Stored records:
——

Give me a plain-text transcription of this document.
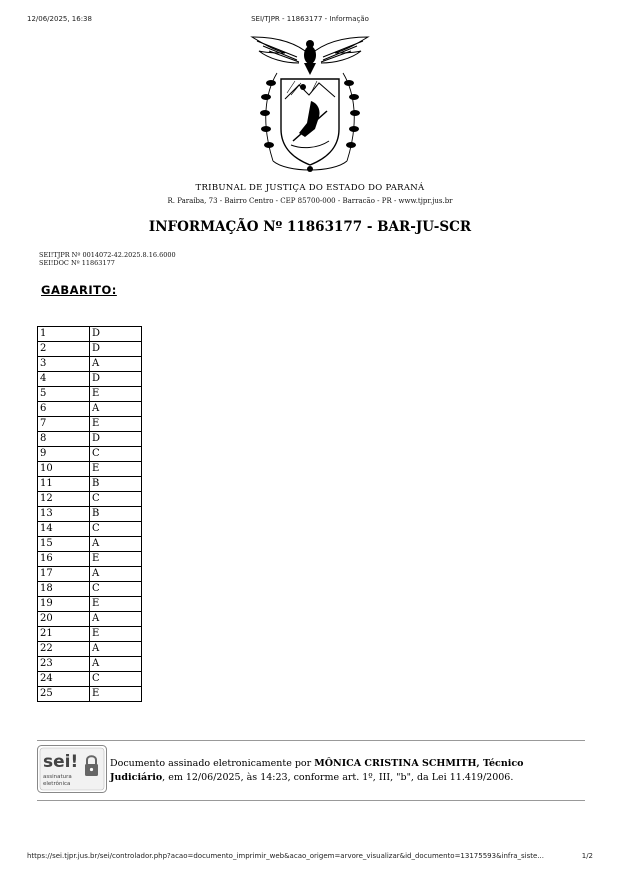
12/06/2025, 16:38	SEI/TJPR - 11863177 - Informação
TRIBUNAL DE JUSTIÇA DO ESTADO DO PARANÁ
R. Paraíba, 73 - Bairro Centro - CEP 85700-000 - Barracão - PR - www.tjpr.jus.br
INFORMAÇÃO Nº 11863177 - BAR-JU-SCR
SEI!TJPR Nº 0014072-42.2025.8.16.6000
SEI!DOC Nº 11863177
GABARITO:
1	D
2	D
3	A
4	D
5	E
6	A
7	E
8	D
9	C
10	E
11	B
12	C
13	B
14	C
15	A
16	E
17	A
18	C
19	E
20	A
21	E
22	A
23	A
24	C
25	E
sei!
assinatura
eletrônica
Documento assinado eletronicamente por MÔNICA CRISTINA SCHMITH, Técnico Judiciário, em 12/06/2025, às 14:23, conforme art. 1º, III, "b", da Lei 11.419/2006.
https://sei.tjpr.jus.br/sei/controlador.php?acao=documento_imprimir_web&acao_origem=arvore_visualizar&id_documento=13175593&infra_siste...	1/2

——

▶ Exercise requirements
Without including any picture, retype the entries exactly.

▶ Output
Give me a plain-text transcription of this document.
12/06/2025, 16:38	SEI/TJPR - 11863177 - Informação
TRIBUNAL DE JUSTIÇA DO ESTADO DO PARANÁ
R. Paraíba, 73 - Bairro Centro - CEP 85700-000 - Barracão - PR - www.tjpr.jus.br
INFORMAÇÃO Nº 11863177 - BAR-JU-SCR
SEI!TJPR Nº 0014072-42.2025.8.16.6000
SEI!DOC Nº 11863177
GABARITO:
1	D
2	D
3	A
4	D
5	E
6	A
7	E
8	D
9	C
10	E
11	B
12	C
13	B
14	C
15	A
16	E
17	A
18	C
19	E
20	A
21	E
22	A
23	A
24	C
25	E
sei!
assinatura
eletrônica
Documento assinado eletronicamente por MÔNICA CRISTINA SCHMITH, Técnico Judiciário, em 12/06/2025, às 14:23, conforme art. 1º, III, "b", da Lei 11.419/2006.
https://sei.tjpr.jus.br/sei/controlador.php?acao=documento_imprimir_web&acao_origem=arvore_visualizar&id_documento=13175593&infra_siste...	1/2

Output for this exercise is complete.